> [Task requirements]: What you return should match every record exactly, with the images removed.

====

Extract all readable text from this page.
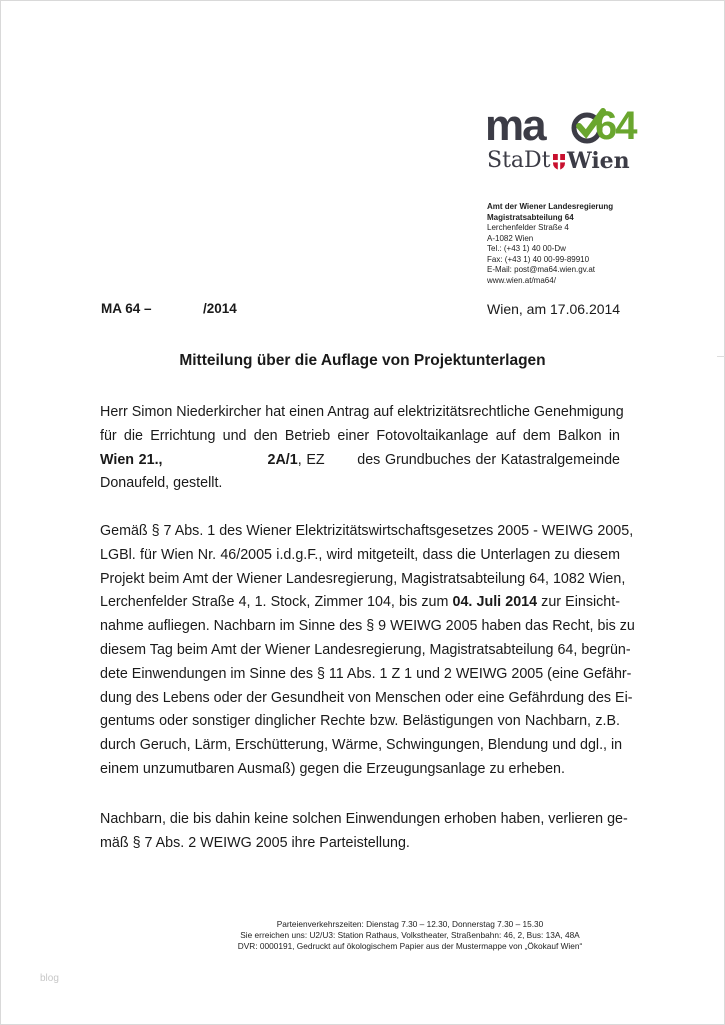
ma 64
StaDt Wien
Amt der Wiener Landesregierung
Magistratsabteilung 64
Lerchenfelder Straße 4
A-1082 Wien
Tel.: (+43 1) 40 00-Dw
Fax: (+43 1) 40 00-99-89910
E-Mail: post@ma64.wien.gv.at
www.wien.at/ma64/
MA 64 –	/2014	Wien, am 17.06.2014
Mitteilung über die Auflage von Projektunterlagen
Herr Simon Niederkircher hat einen Antrag auf elektrizitätsrechtliche Genehmigung
für die Errichtung und den Betrieb einer Fotovoltaikanlage auf dem Balkon in
Wien 21.,	2A/1, EZ des Grundbuches der Katastralgemeinde
Donaufeld, gestellt.
Gemäß § 7 Abs. 1 des Wiener Elektrizitätswirtschaftsgesetzes 2005 - WEIWG 2005,
LGBl. für Wien Nr. 46/2005 i.d.g.F., wird mitgeteilt, dass die Unterlagen zu diesem
Projekt beim Amt der Wiener Landesregierung, Magistratsabteilung 64, 1082 Wien,
Lerchenfelder Straße 4, 1. Stock, Zimmer 104, bis zum 04. Juli 2014 zur Einsicht-
nahme aufliegen. Nachbarn im Sinne des § 9 WEIWG 2005 haben das Recht, bis zu
diesem Tag beim Amt der Wiener Landesregierung, Magistratsabteilung 64, begrün-
dete Einwendungen im Sinne des § 11 Abs. 1 Z 1 und 2 WEIWG 2005 (eine Gefähr-
dung des Lebens oder der Gesundheit von Menschen oder eine Gefährdung des Ei-
gentums oder sonstiger dinglicher Rechte bzw. Belästigungen von Nachbarn, z.B.
durch Geruch, Lärm, Erschütterung, Wärme, Schwingungen, Blendung und dgl., in
einem unzumutbaren Ausmaß) gegen die Erzeugungsanlage zu erheben.
Nachbarn, die bis dahin keine solchen Einwendungen erhoben haben, verlieren ge-
mäß § 7 Abs. 2 WEIWG 2005 ihre Parteistellung.
Parteienverkehrszeiten: Dienstag 7.30 – 12.30, Donnerstag 7.30 – 15.30
Sie erreichen uns: U2/U3: Station Rathaus, Volkstheater, Straßenbahn: 46, 2, Bus: 13A, 48A
DVR: 0000191, Gedruckt auf ökologischem Papier aus der Mustermappe von „Ökokauf Wien“
blog
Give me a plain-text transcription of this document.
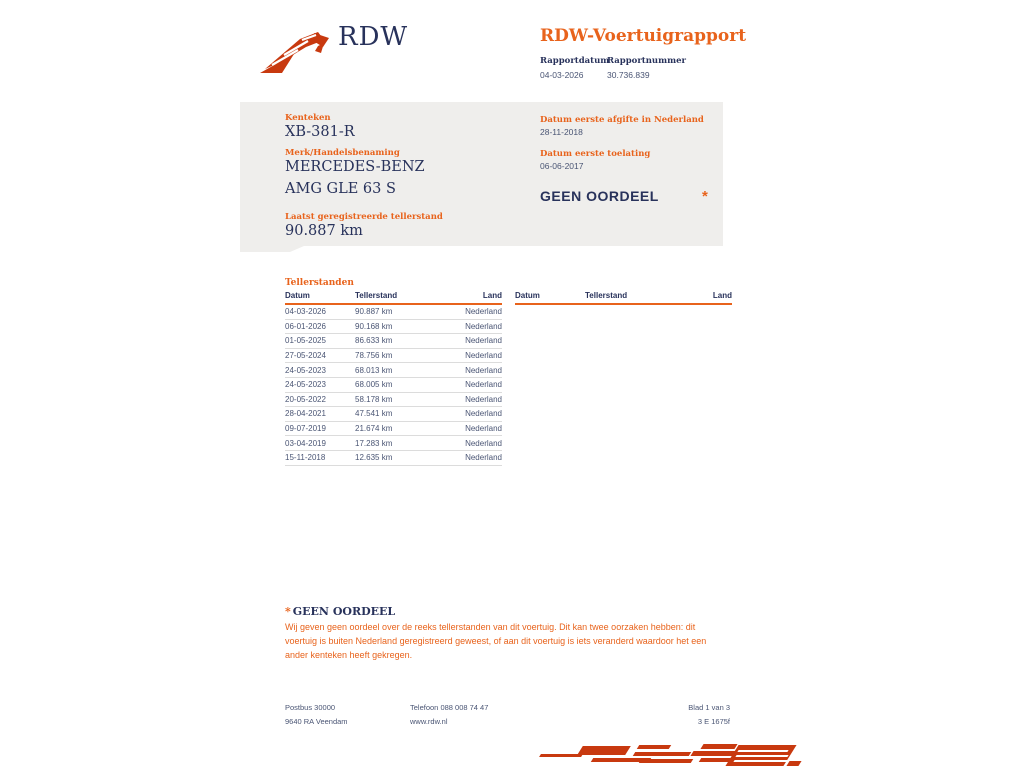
RDW	RDW-Voertuigrapport
Rapportdatum
04-03-2026
Rapportnummer
30.736.839
Kenteken
XB-381-R
Merk/Handelsbenaming
MERCEDES-BENZ
AMG GLE 63 S
Laatst geregistreerde tellerstand
90.887 km
Datum eerste afgifte in Nederland
28-11-2018
Datum eerste toelating
06-06-2017
GEEN OORDEEL	*
Tellerstanden
Datum	Tellerstand	Land
04-03-2026	90.887 km	Nederland
06-01-2026	90.168 km	Nederland
01-05-2025	86.633 km	Nederland
27-05-2024	78.756 km	Nederland
24-05-2023	68.013 km	Nederland
24-05-2023	68.005 km	Nederland
20-05-2022	58.178 km	Nederland
28-04-2021	47.541 km	Nederland
09-07-2019	21.674 km	Nederland
03-04-2019	17.283 km	Nederland
15-11-2018	12.635 km	Nederland
Datum	Tellerstand	Land
* GEEN OORDEEL
Wij geven geen oordeel over de reeks tellerstanden van dit voertuig. Dit kan twee oorzaken hebben: dit voertuig is buiten Nederland geregistreerd geweest, of aan dit voertuig is iets veranderd waardoor het een ander kenteken heeft gekregen.
Postbus 30000
9640 RA Veendam
Telefoon 088 008 74 47
www.rdw.nl
Blad 1 van 3
3 E 1675f
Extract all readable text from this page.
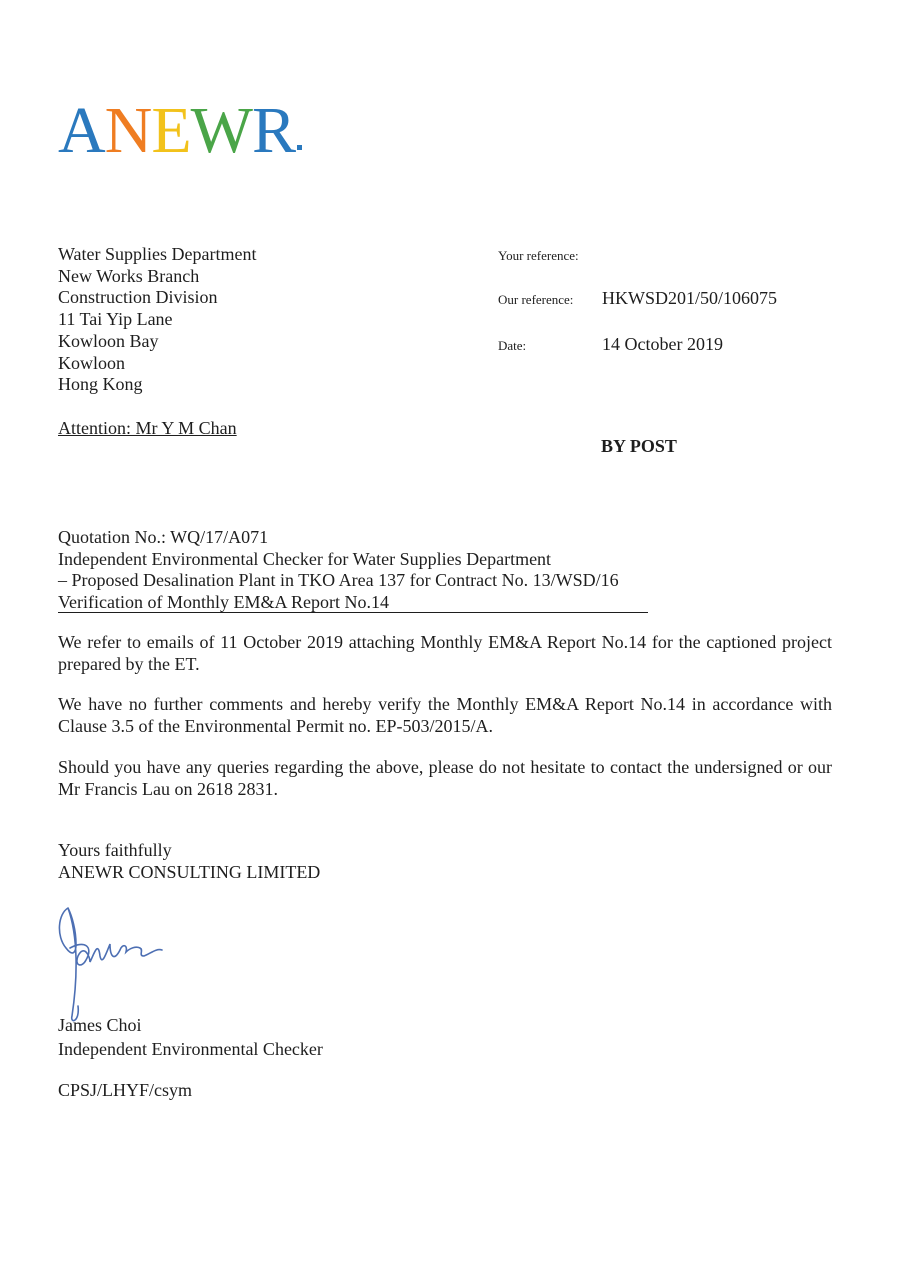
ANEWR
Water Supplies Department
New Works Branch
Construction Division
11 Tai Yip Lane
Kowloon Bay
Kowloon
Hong Kong
Attention: Mr Y M Chan
Your reference:
Our reference: HKWSD201/50/106075
Date:	14 October 2019
BY POST
Quotation No.: WQ/17/A071
Independent Environmental Checker for Water Supplies Department
– Proposed Desalination Plant in TKO Area 137 for Contract No. 13/WSD/16
Verification of Monthly EM&A Report No.14
We refer to emails of 11 October 2019 attaching Monthly EM&A Report No.14 for the captioned project prepared by the ET.
We have no further comments and hereby verify the Monthly EM&A Report No.14 in accordance with Clause 3.5 of the Environmental Permit no. EP-503/2015/A.
Should you have any queries regarding the above, please do not hesitate to contact the undersigned or our Mr Francis Lau on 2618 2831.
Yours faithfully
ANEWR CONSULTING LIMITED
James Choi
Independent Environmental Checker
CPSJ/LHYF/csym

====

> [Response to this exercise]:
Extract all readable text from this page.
ma 64
StaDt Wien
Amt der Wiener Landesregierung
Magistratsabteilung 64
Lerchenfelder Straße 4
A-1082 Wien
Tel.: (+43 1) 40 00-Dw
Fax: (+43 1) 40 00-99-89910
E-Mail: post@ma64.wien.gv.at
www.wien.at/ma64/
MA 64 –	/2014	Wien, am 17.06.2014
Mitteilung über die Auflage von Projektunterlagen
Herr Simon Niederkircher hat einen Antrag auf elektrizitätsrechtliche Genehmigung
für die Errichtung und den Betrieb einer Fotovoltaikanlage auf dem Balkon in
Wien 21.,	2A/1, EZ des Grundbuches der Katastralgemeinde
Donaufeld, gestellt.
Gemäß § 7 Abs. 1 des Wiener Elektrizitätswirtschaftsgesetzes 2005 - WEIWG 2005,
LGBl. für Wien Nr. 46/2005 i.d.g.F., wird mitgeteilt, dass die Unterlagen zu diesem
Projekt beim Amt der Wiener Landesregierung, Magistratsabteilung 64, 1082 Wien,
Lerchenfelder Straße 4, 1. Stock, Zimmer 104, bis zum 04. Juli 2014 zur Einsicht-
nahme aufliegen. Nachbarn im Sinne des § 9 WEIWG 2005 haben das Recht, bis zu
diesem Tag beim Amt der Wiener Landesregierung, Magistratsabteilung 64, begrün-
dete Einwendungen im Sinne des § 11 Abs. 1 Z 1 und 2 WEIWG 2005 (eine Gefähr-
dung des Lebens oder der Gesundheit von Menschen oder eine Gefährdung des Ei-
gentums oder sonstiger dinglicher Rechte bzw. Belästigungen von Nachbarn, z.B.
durch Geruch, Lärm, Erschütterung, Wärme, Schwingungen, Blendung und dgl., in
einem unzumutbaren Ausmaß) gegen die Erzeugungsanlage zu erheben.
Nachbarn, die bis dahin keine solchen Einwendungen erhoben haben, verlieren ge-
mäß § 7 Abs. 2 WEIWG 2005 ihre Parteistellung.
Parteienverkehrszeiten: Dienstag 7.30 – 12.30, Donnerstag 7.30 – 15.30
Sie erreichen uns: U2/U3: Station Rathaus, Volkstheater, Straßenbahn: 46, 2, Bus: 13A, 48A
DVR: 0000191, Gedruckt auf ökologischem Papier aus der Mustermappe von „Ökokauf Wien“
blog
Give me a plain-text transcription of this document.
RDW	RDW-Voertuigrapport
Rapportdatum
04-03-2026
Rapportnummer
30.736.839
Kenteken
XB-381-R
Merk/Handelsbenaming
MERCEDES-BENZ
AMG GLE 63 S
Laatst geregistreerde tellerstand
90.887 km
Datum eerste afgifte in Nederland
28-11-2018
Datum eerste toelating
06-06-2017
GEEN OORDEEL	*
Tellerstanden
Datum	Tellerstand	Land
04-03-2026	90.887 km	Nederland
06-01-2026	90.168 km	Nederland
01-05-2025	86.633 km	Nederland
27-05-2024	78.756 km	Nederland
24-05-2023	68.013 km	Nederland
24-05-2023	68.005 km	Nederland
20-05-2022	58.178 km	Nederland
28-04-2021	47.541 km	Nederland
09-07-2019	21.674 km	Nederland
03-04-2019	17.283 km	Nederland
15-11-2018	12.635 km	Nederland
Datum	Tellerstand	Land
* GEEN OORDEEL
Wij geven geen oordeel over de reeks tellerstanden van dit voertuig. Dit kan twee oorzaken hebben: dit voertuig is buiten Nederland geregistreerd geweest, of aan dit voertuig is iets veranderd waardoor het een ander kenteken heeft gekregen.
Postbus 30000
9640 RA Veendam
Telefoon 088 008 74 47
www.rdw.nl
Blad 1 van 3
3 E 1675f
Extract all readable text from this page.
ANEWR
Water Supplies Department
New Works Branch
Construction Division
11 Tai Yip Lane
Kowloon Bay
Kowloon
Hong Kong
Attention: Mr Y M Chan
Your reference:
Our reference: HKWSD201/50/106075
Date:	14 October 2019
BY POST
Quotation No.: WQ/17/A071
Independent Environmental Checker for Water Supplies Department
– Proposed Desalination Plant in TKO Area 137 for Contract No. 13/WSD/16
Verification of Monthly EM&A Report No.14
We refer to emails of 11 October 2019 attaching Monthly EM&A Report No.14 for the captioned project prepared by the ET.
We have no further comments and hereby verify the Monthly EM&A Report No.14 in accordance with Clause 3.5 of the Environmental Permit no. EP-503/2015/A.
Should you have any queries regarding the above, please do not hesitate to contact the undersigned or our Mr Francis Lau on 2618 2831.
Yours faithfully
ANEWR CONSULTING LIMITED
James Choi
Independent Environmental Checker
CPSJ/LHYF/csym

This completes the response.